## Rows from a figure dataset

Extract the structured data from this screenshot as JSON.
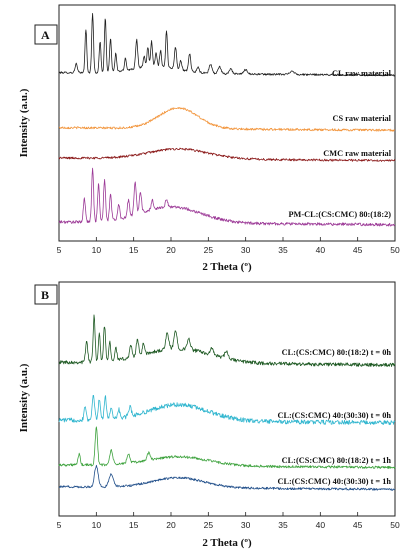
{
  "chart_data": [
    {
      "type": "line",
      "panel_letter": "A",
      "xlabel": "2 Theta (º)",
      "ylabel": "Intensity (a.u.)",
      "xlim": [
        5,
        50
      ],
      "xticks": [
        "5",
        "10",
        "15",
        "20",
        "25",
        "30",
        "35",
        "40",
        "45",
        "50"
      ],
      "grid": false,
      "series": [
        {
          "name": "CL raw material",
          "color": "#1f1f1f",
          "baseline": 0.8,
          "noise": 0.05,
          "peaks": [
            [
              7.3,
              0.5,
              0.15
            ],
            [
              8.6,
              2.4,
              0.12
            ],
            [
              9.5,
              3.3,
              0.12
            ],
            [
              10.5,
              1.7,
              0.12
            ],
            [
              11.2,
              3.0,
              0.12
            ],
            [
              11.9,
              1.9,
              0.12
            ],
            [
              12.6,
              1.0,
              0.12
            ],
            [
              13.9,
              0.7,
              0.12
            ],
            [
              15.4,
              1.6,
              0.14
            ],
            [
              16.4,
              0.6,
              0.12
            ],
            [
              16.9,
              1.1,
              0.12
            ],
            [
              17.4,
              1.4,
              0.12
            ],
            [
              18.0,
              0.8,
              0.12
            ],
            [
              18.6,
              0.9,
              0.12
            ],
            [
              19.4,
              2.0,
              0.12
            ],
            [
              20.6,
              1.2,
              0.14
            ],
            [
              21.3,
              0.5,
              0.14
            ],
            [
              22.5,
              1.0,
              0.14
            ],
            [
              23.6,
              0.3,
              0.15
            ],
            [
              25.3,
              0.5,
              0.2
            ],
            [
              26.5,
              0.4,
              0.2
            ],
            [
              28.0,
              0.3,
              0.2
            ],
            [
              30.0,
              0.25,
              0.25
            ],
            [
              36.2,
              0.2,
              0.3
            ]
          ],
          "humps": [
            [
              18,
              0.4,
              3.0
            ]
          ]
        },
        {
          "name": "CS raw material",
          "color": "#f2953c",
          "baseline": 0.3,
          "noise": 0.06,
          "peaks": [],
          "humps": [
            [
              21,
              1.15,
              2.6
            ]
          ]
        },
        {
          "name": "CMC raw material",
          "color": "#8b1a1a",
          "baseline": 0.45,
          "noise": 0.06,
          "peaks": [],
          "humps": [
            [
              21,
              0.55,
              4.0
            ]
          ]
        },
        {
          "name": "PM-CL:(CS:CMC) 80:(18:2)",
          "color": "#9c3a97",
          "baseline": 0.5,
          "noise": 0.08,
          "peaks": [
            [
              8.4,
              1.3,
              0.14
            ],
            [
              9.5,
              3.0,
              0.13
            ],
            [
              10.3,
              2.1,
              0.13
            ],
            [
              11.1,
              2.3,
              0.13
            ],
            [
              11.9,
              1.5,
              0.13
            ],
            [
              13.0,
              0.8,
              0.14
            ],
            [
              14.3,
              0.9,
              0.15
            ],
            [
              15.2,
              1.8,
              0.15
            ],
            [
              15.9,
              1.2,
              0.15
            ],
            [
              17.5,
              0.5,
              0.15
            ],
            [
              19.4,
              0.4,
              0.15
            ]
          ],
          "humps": [
            [
              20,
              0.9,
              4.0
            ]
          ]
        }
      ]
    },
    {
      "type": "line",
      "panel_letter": "B",
      "xlabel": "2 Theta (º)",
      "ylabel": "Intensity (a.u.)",
      "xlim": [
        5,
        50
      ],
      "xticks": [
        "5",
        "10",
        "15",
        "20",
        "25",
        "30",
        "35",
        "40",
        "45",
        "50"
      ],
      "grid": false,
      "series": [
        {
          "name": "CL:(CS:CMC) 80:(18:2)    t = 0h",
          "color": "#1f5a24",
          "baseline": 0.6,
          "noise": 0.1,
          "peaks": [
            [
              8.7,
              1.2,
              0.14
            ],
            [
              9.7,
              2.6,
              0.13
            ],
            [
              10.4,
              1.5,
              0.13
            ],
            [
              11.1,
              2.0,
              0.13
            ],
            [
              11.8,
              1.1,
              0.13
            ],
            [
              12.6,
              0.7,
              0.14
            ],
            [
              14.6,
              0.7,
              0.15
            ],
            [
              15.5,
              1.0,
              0.15
            ],
            [
              16.3,
              0.6,
              0.15
            ],
            [
              19.5,
              0.9,
              0.2
            ],
            [
              20.6,
              1.0,
              0.2
            ],
            [
              22.4,
              0.6,
              0.2
            ],
            [
              25.5,
              0.35,
              0.2
            ],
            [
              27.4,
              0.4,
              0.2
            ]
          ],
          "humps": [
            [
              21,
              0.8,
              4.5
            ]
          ]
        },
        {
          "name": "CL:(CS:CMC) 40:(30:30)   t = 0h",
          "color": "#31b6cf",
          "baseline": 0.5,
          "noise": 0.12,
          "peaks": [
            [
              8.5,
              0.8,
              0.15
            ],
            [
              9.6,
              1.5,
              0.15
            ],
            [
              10.4,
              1.1,
              0.15
            ],
            [
              11.2,
              1.3,
              0.15
            ],
            [
              12.0,
              0.7,
              0.15
            ],
            [
              13.0,
              0.5,
              0.15
            ],
            [
              14.5,
              0.5,
              0.2
            ]
          ],
          "humps": [
            [
              21,
              0.9,
              4.0
            ]
          ]
        },
        {
          "name": "CL:(CS:CMC) 80:(18:2)    t = 1h",
          "color": "#3fa33f",
          "baseline": 0.4,
          "noise": 0.07,
          "peaks": [
            [
              7.7,
              0.6,
              0.15
            ],
            [
              10.0,
              2.1,
              0.16
            ],
            [
              12.0,
              0.8,
              0.2
            ],
            [
              14.3,
              0.5,
              0.2
            ],
            [
              17.0,
              0.4,
              0.2
            ]
          ],
          "humps": [
            [
              21,
              0.5,
              4.0
            ]
          ]
        },
        {
          "name": "CL:(CS:CMC) 40:(30:30)   t = 1h",
          "color": "#214f8a",
          "baseline": 0.35,
          "noise": 0.06,
          "peaks": [
            [
              10.0,
              1.15,
              0.25
            ],
            [
              12.0,
              0.7,
              0.3
            ]
          ],
          "humps": [
            [
              21,
              0.55,
              3.5
            ]
          ]
        }
      ]
    }
  ]
}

## Your instructions
Look through the material above and pick out each line holding the word "name".

## Solution for this problem
          "name": "CL raw material",
          "name": "CS raw material",
          "name": "CMC raw material",
          "name": "PM-CL:(CS:CMC) 80:(18:2)",
          "name": "CL:(CS:CMC) 80:(18:2)    t = 0h",
          "name": "CL:(CS:CMC) 40:(30:30)   t = 0h",
          "name": "CL:(CS:CMC) 80:(18:2)    t = 1h",
          "name": "CL:(CS:CMC) 40:(30:30)   t = 1h",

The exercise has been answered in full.